In the StreamLib page, which compression formats are listed as optional, with automatic format detection?

## Page excerpt
%%
Skip to content

Data stream library for reading and writing files, memory blocks and zipped files, with memory mapping support

License

Notifications You must be signed in to change notification settings

vampirefrog/streamlib

Repository files navigation

CI Release

StreamLib - Cross-Platform Stream I/O Library

A unified stream-based I/O library with optional support for compression and archives.

Features

  • Cross-platform: Windows, Linux, macOS, BSD
  • Large file support: 64-bit offsets throughout
  • Memory-mapped I/O: Native mmap with fallback emulation
  • Optional compression: gzip, bzip2, xz, zstd with automatic format detection
  • Optional archive support: ZIP, TAR, and more via libarchive
  • Path walker: Recursive directory traversal with archive expansion
  • Transparent decompression: Automatically decompress files in archives
  • Unified API: Consistent interface across all stream types

Building

Minimal Build (Core Only)

mkdir build && cd build
cmake -DENABLE_ZLIB=OFF \
      -DENABLE_BZIP2=OFF \
      -DENABLE_LZMA=OFF \
      -DENABLE_ZSTD=OFF \
      -DENABLE_LIBARCHIVE=OFF ..
make

Full-Featured Build

mkdir build && cd build
cmake ..
make

Build Options

  • ENABLE_ZLIB - Enable gzip/zlib support (default: ON)
  • ENABLE_BZIP2 - Enable bzip2 support (default: ON)
  • ENABLE_LZMA - Enable xz/lzma support (default: ON)
  • ENABLE_ZSTD - Enable zstd support (default: ON)
  • ENABLE_LIBARCHIVE - Enable archive support (default: ON)
%%
## Given data
%%
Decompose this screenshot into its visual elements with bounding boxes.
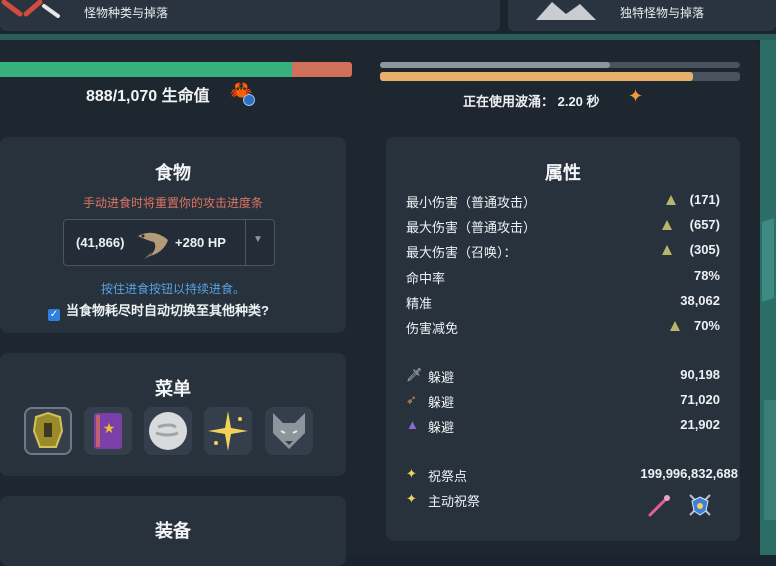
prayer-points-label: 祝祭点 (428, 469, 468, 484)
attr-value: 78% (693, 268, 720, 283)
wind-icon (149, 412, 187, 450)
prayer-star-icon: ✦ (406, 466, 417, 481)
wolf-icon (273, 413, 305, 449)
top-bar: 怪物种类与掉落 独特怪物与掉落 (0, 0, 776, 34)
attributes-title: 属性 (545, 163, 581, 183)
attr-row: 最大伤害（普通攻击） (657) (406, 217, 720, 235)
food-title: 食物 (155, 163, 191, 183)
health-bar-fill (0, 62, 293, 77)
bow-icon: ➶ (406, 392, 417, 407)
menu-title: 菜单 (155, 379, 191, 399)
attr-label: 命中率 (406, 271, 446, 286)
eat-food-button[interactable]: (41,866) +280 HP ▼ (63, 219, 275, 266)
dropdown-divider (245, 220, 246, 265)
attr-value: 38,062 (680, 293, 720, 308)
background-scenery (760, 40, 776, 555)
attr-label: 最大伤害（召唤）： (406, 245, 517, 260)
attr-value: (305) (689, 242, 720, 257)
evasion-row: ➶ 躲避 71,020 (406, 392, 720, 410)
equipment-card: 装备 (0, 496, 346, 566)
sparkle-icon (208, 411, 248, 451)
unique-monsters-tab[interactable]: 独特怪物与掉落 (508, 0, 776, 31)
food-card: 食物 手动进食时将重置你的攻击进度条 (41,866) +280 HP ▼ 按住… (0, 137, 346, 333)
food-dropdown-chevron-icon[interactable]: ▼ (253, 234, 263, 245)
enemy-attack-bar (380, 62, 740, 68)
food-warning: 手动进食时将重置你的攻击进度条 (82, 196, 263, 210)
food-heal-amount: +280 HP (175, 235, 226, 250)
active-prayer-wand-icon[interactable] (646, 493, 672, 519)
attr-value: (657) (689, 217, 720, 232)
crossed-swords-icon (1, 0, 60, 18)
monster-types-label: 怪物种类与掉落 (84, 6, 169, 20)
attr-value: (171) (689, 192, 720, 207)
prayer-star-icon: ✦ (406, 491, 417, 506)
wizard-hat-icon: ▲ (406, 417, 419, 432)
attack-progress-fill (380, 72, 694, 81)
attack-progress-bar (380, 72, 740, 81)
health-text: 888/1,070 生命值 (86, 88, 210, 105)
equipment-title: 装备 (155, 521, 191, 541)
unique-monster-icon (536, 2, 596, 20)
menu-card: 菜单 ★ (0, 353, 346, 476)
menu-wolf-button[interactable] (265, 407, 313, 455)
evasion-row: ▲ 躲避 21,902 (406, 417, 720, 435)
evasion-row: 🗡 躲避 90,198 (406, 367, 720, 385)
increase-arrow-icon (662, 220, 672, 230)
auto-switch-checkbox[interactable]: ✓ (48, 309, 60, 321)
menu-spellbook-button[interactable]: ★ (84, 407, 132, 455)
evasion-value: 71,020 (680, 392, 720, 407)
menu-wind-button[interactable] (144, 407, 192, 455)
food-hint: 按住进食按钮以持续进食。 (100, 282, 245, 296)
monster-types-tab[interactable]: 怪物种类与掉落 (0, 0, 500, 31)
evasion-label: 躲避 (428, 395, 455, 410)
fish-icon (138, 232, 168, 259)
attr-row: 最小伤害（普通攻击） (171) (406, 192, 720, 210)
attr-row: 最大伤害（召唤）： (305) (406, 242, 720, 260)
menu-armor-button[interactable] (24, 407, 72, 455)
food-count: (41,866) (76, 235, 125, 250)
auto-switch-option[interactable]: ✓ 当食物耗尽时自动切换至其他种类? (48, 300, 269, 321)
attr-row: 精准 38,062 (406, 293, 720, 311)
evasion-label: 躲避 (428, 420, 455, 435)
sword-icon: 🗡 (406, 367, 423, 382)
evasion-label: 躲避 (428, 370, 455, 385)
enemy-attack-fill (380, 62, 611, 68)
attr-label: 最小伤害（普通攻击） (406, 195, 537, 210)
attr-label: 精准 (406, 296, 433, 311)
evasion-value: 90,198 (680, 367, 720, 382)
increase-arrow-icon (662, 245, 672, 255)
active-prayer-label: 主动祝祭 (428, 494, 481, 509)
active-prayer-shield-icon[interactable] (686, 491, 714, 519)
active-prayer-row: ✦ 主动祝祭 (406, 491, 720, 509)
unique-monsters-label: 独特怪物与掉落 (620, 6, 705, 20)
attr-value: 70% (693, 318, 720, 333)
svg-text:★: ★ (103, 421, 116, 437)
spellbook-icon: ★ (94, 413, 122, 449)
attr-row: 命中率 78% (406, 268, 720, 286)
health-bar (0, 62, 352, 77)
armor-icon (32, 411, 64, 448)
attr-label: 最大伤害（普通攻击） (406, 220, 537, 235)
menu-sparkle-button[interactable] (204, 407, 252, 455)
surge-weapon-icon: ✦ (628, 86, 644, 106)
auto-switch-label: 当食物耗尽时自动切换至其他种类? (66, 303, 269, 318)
%%
## Exercise solution
Gzip, bzip2, xz, and zstd.